(Stored items from a collection)

--- BEGIN ---

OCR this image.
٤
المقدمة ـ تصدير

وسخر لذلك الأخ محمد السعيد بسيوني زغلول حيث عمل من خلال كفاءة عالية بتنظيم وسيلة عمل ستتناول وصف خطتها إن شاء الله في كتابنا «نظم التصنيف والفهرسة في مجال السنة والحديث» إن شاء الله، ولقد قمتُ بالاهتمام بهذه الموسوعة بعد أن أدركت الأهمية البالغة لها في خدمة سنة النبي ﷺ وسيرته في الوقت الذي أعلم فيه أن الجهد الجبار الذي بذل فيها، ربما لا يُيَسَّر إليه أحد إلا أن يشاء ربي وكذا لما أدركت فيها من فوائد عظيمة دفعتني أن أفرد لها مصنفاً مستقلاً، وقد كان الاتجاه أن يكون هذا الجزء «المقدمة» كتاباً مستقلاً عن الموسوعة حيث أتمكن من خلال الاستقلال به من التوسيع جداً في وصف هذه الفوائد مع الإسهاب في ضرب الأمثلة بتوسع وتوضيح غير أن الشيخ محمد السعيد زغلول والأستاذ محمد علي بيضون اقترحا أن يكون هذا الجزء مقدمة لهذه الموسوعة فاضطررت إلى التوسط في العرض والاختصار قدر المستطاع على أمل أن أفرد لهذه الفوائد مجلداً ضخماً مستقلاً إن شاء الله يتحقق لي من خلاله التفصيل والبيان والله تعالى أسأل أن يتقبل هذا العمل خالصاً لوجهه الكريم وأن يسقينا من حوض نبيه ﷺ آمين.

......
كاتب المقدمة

--- END ---
--- BEGIN ---

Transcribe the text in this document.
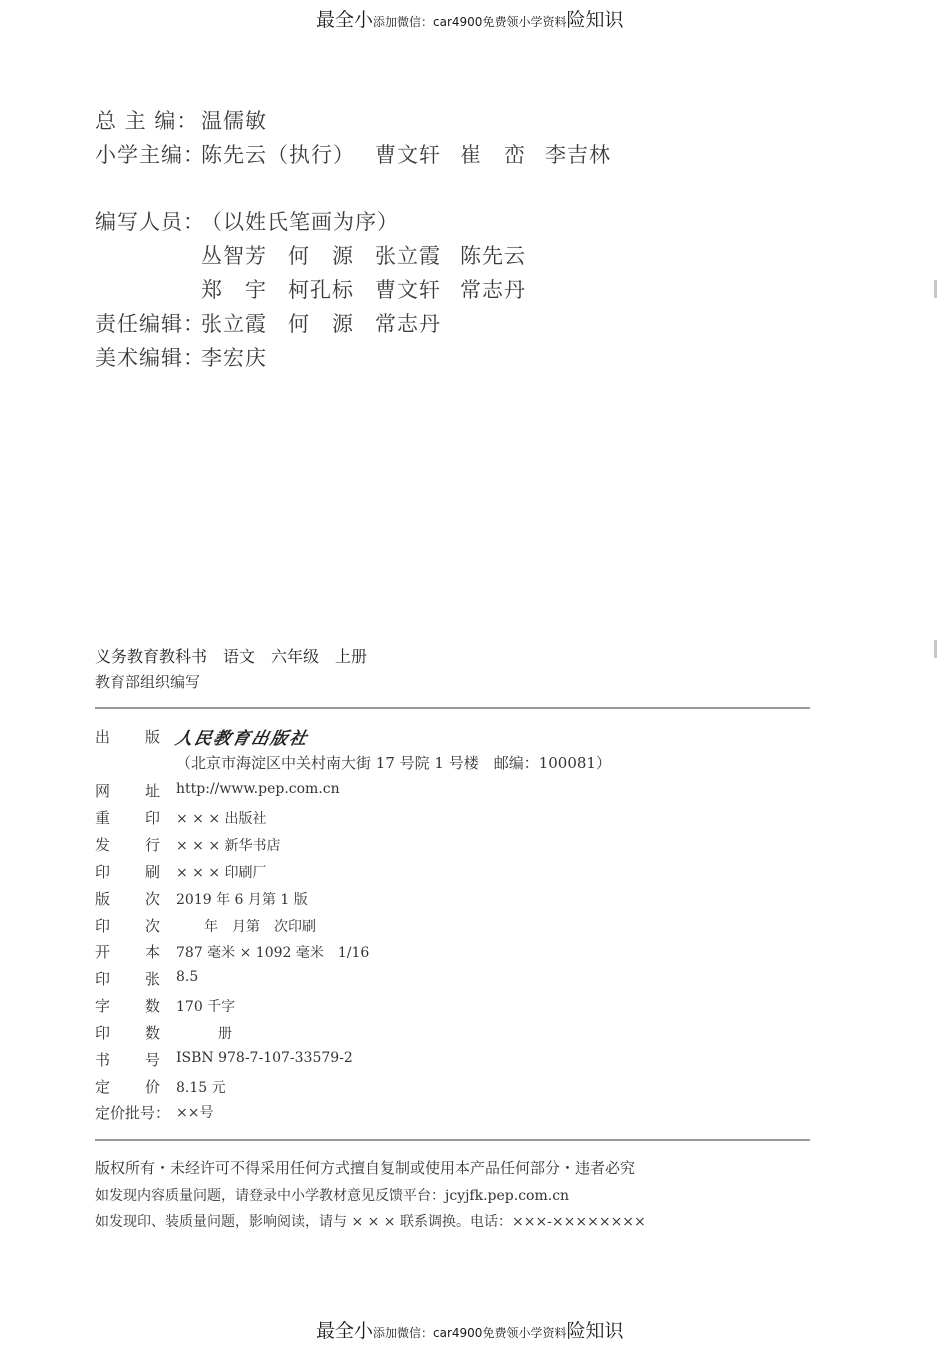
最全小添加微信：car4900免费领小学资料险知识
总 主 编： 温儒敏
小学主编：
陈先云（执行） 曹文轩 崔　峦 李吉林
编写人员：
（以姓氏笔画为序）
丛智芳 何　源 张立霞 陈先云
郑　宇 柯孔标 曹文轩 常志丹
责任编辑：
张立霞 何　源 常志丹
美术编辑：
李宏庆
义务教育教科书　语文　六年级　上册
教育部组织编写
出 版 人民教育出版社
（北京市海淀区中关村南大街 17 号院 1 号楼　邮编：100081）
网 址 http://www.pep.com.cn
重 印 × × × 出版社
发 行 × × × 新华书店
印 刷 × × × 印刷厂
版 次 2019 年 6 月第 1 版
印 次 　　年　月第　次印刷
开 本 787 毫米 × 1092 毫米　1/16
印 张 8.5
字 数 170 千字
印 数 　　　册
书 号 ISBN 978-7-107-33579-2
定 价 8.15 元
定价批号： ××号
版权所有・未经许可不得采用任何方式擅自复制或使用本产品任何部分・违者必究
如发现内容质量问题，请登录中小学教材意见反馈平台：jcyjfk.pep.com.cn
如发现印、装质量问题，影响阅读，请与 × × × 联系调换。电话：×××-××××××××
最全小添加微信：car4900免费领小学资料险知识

--- END ---

INSTRUCTIONS TO FOLLOW
From the records given above, copy all lines containing "this".

ANSWER TO THE PROBLEM
OCR this image.
Transcribe the text in this document.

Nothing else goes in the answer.